TASK STATEMENT. Copy the data exactly; pictures stay out of the copy.

DATA EXCERPTS.
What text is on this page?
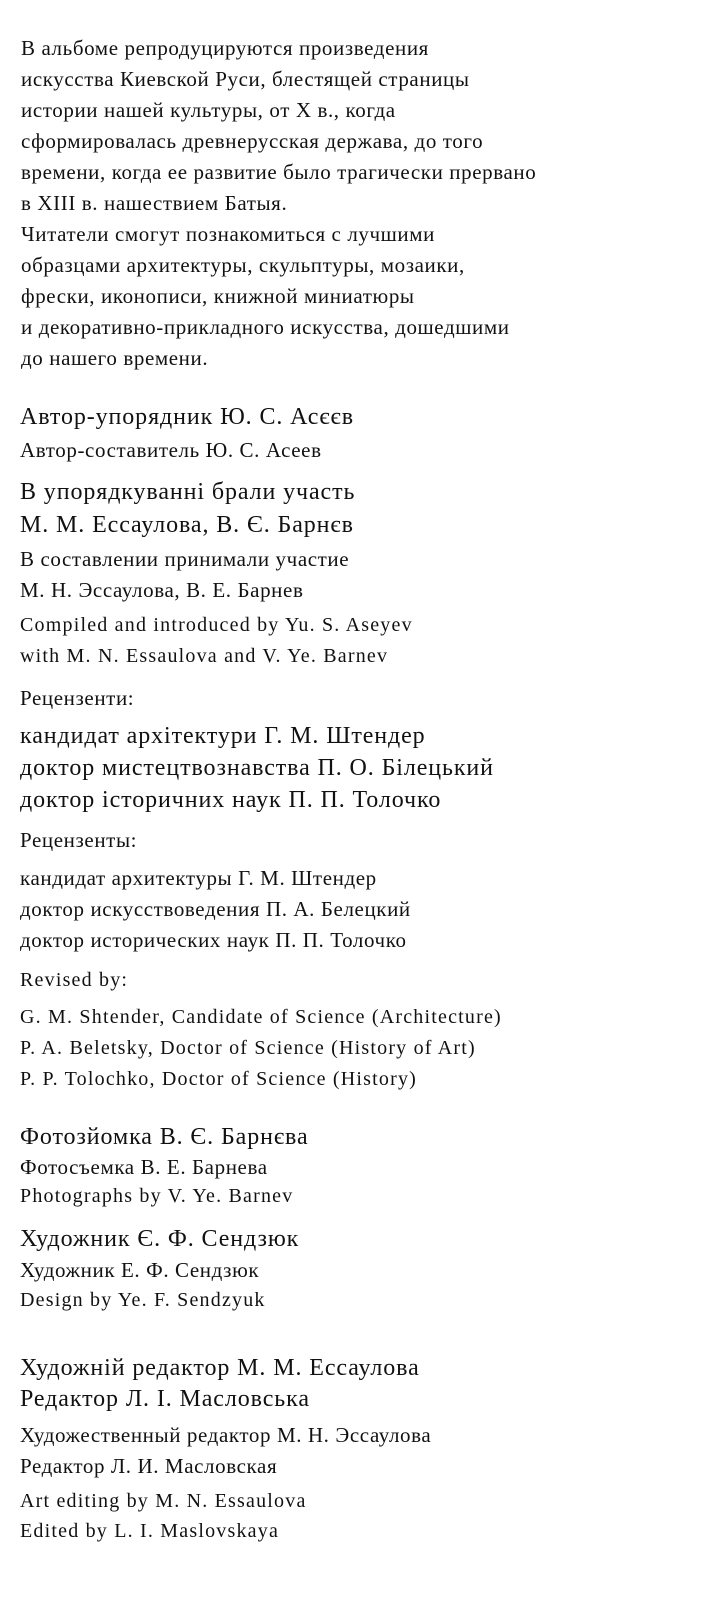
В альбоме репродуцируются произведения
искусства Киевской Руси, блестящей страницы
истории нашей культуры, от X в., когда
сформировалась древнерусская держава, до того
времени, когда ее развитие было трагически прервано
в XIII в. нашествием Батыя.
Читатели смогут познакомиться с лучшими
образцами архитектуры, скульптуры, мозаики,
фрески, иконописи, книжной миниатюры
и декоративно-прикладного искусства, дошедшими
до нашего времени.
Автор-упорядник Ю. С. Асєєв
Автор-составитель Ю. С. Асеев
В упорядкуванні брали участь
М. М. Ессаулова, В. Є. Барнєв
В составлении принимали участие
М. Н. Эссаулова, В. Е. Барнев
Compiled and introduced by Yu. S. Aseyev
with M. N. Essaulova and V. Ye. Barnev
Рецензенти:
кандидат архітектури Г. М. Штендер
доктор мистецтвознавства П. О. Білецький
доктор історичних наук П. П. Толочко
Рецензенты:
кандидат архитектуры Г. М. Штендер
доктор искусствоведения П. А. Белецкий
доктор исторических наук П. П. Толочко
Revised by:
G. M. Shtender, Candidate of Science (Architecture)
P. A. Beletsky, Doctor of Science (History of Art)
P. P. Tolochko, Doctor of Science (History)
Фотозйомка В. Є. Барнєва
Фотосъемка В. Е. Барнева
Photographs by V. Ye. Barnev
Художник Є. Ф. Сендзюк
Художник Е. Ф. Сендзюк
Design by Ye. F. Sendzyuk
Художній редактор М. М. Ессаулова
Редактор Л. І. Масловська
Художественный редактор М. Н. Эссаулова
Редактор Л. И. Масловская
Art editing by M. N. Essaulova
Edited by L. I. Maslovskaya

FINAL RESULT.
What text is on this page?
В альбоме репродуцируются произведения
искусства Киевской Руси, блестящей страницы
истории нашей культуры, от X в., когда
сформировалась древнерусская держава, до того
времени, когда ее развитие было трагически прервано
в XIII в. нашествием Батыя.
Читатели смогут познакомиться с лучшими
образцами архитектуры, скульптуры, мозаики,
фрески, иконописи, книжной миниатюры
и декоративно-прикладного искусства, дошедшими
до нашего времени.
Автор-упорядник Ю. С. Асєєв
Автор-составитель Ю. С. Асеев
В упорядкуванні брали участь
М. М. Ессаулова, В. Є. Барнєв
В составлении принимали участие
М. Н. Эссаулова, В. Е. Барнев
Compiled and introduced by Yu. S. Aseyev
with M. N. Essaulova and V. Ye. Barnev
Рецензенти:
кандидат архітектури Г. М. Штендер
доктор мистецтвознавства П. О. Білецький
доктор історичних наук П. П. Толочко
Рецензенты:
кандидат архитектуры Г. М. Штендер
доктор искусствоведения П. А. Белецкий
доктор исторических наук П. П. Толочко
Revised by:
G. M. Shtender, Candidate of Science (Architecture)
P. A. Beletsky, Doctor of Science (History of Art)
P. P. Tolochko, Doctor of Science (History)
Фотозйомка В. Є. Барнєва
Фотосъемка В. Е. Барнева
Photographs by V. Ye. Barnev
Художник Є. Ф. Сендзюк
Художник Е. Ф. Сендзюк
Design by Ye. F. Sendzyuk
Художній редактор М. М. Ессаулова
Редактор Л. І. Масловська
Художественный редактор М. Н. Эссаулова
Редактор Л. И. Масловская
Art editing by M. N. Essaulova
Edited by L. I. Maslovskaya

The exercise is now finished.